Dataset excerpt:
* START *

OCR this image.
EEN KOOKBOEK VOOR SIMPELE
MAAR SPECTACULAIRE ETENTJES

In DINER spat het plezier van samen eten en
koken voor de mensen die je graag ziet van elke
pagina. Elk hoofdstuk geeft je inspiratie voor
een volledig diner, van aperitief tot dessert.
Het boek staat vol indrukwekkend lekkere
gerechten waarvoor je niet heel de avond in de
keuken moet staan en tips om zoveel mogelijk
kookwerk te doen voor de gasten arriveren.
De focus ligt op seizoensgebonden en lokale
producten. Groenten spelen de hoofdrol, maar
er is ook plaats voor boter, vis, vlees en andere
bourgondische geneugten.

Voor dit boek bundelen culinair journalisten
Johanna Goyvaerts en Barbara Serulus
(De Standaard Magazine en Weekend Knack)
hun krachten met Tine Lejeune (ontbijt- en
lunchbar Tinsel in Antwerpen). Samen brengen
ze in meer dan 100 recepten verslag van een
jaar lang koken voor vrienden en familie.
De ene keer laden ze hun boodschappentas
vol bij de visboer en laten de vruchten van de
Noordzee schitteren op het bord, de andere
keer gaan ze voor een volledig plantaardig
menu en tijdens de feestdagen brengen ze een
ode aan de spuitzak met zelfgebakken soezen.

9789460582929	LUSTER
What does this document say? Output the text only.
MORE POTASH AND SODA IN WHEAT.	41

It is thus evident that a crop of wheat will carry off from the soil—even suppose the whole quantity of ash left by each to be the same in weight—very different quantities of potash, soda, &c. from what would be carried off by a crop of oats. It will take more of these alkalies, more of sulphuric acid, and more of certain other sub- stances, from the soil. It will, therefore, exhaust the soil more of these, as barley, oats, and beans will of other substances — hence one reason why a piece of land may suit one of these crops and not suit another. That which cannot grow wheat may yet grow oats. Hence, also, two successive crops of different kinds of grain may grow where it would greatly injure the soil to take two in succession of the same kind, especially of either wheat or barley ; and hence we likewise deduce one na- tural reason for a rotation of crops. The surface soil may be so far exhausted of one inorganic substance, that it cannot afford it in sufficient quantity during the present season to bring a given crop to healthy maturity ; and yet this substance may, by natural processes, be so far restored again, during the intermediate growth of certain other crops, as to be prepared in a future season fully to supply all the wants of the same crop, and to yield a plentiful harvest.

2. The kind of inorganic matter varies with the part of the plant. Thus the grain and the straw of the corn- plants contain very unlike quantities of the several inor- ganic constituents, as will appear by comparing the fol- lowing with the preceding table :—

* END *

**OBJECTIVE**
Write out only what runs from the line holding "What does this" through the last line of the records, exactly as shown.

**TASK RESULT**
What does this document say? Output the text only.
MORE POTASH AND SODA IN WHEAT.	41

It is thus evident that a crop of wheat will carry off from the soil—even suppose the whole quantity of ash left by each to be the same in weight—very different quantities of potash, soda, &c. from what would be carried off by a crop of oats. It will take more of these alkalies, more of sulphuric acid, and more of certain other sub- stances, from the soil. It will, therefore, exhaust the soil more of these, as barley, oats, and beans will of other substances — hence one reason why a piece of land may suit one of these crops and not suit another. That which cannot grow wheat may yet grow oats. Hence, also, two successive crops of different kinds of grain may grow where it would greatly injure the soil to take two in succession of the same kind, especially of either wheat or barley ; and hence we likewise deduce one na- tural reason for a rotation of crops. The surface soil may be so far exhausted of one inorganic substance, that it cannot afford it in sufficient quantity during the present season to bring a given crop to healthy maturity ; and yet this substance may, by natural processes, be so far restored again, during the intermediate growth of certain other crops, as to be prepared in a future season fully to supply all the wants of the same crop, and to yield a plentiful harvest.

2. The kind of inorganic matter varies with the part of the plant. Thus the grain and the straw of the corn- plants contain very unlike quantities of the several inor- ganic constituents, as will appear by comparing the fol- lowing with the preceding table :—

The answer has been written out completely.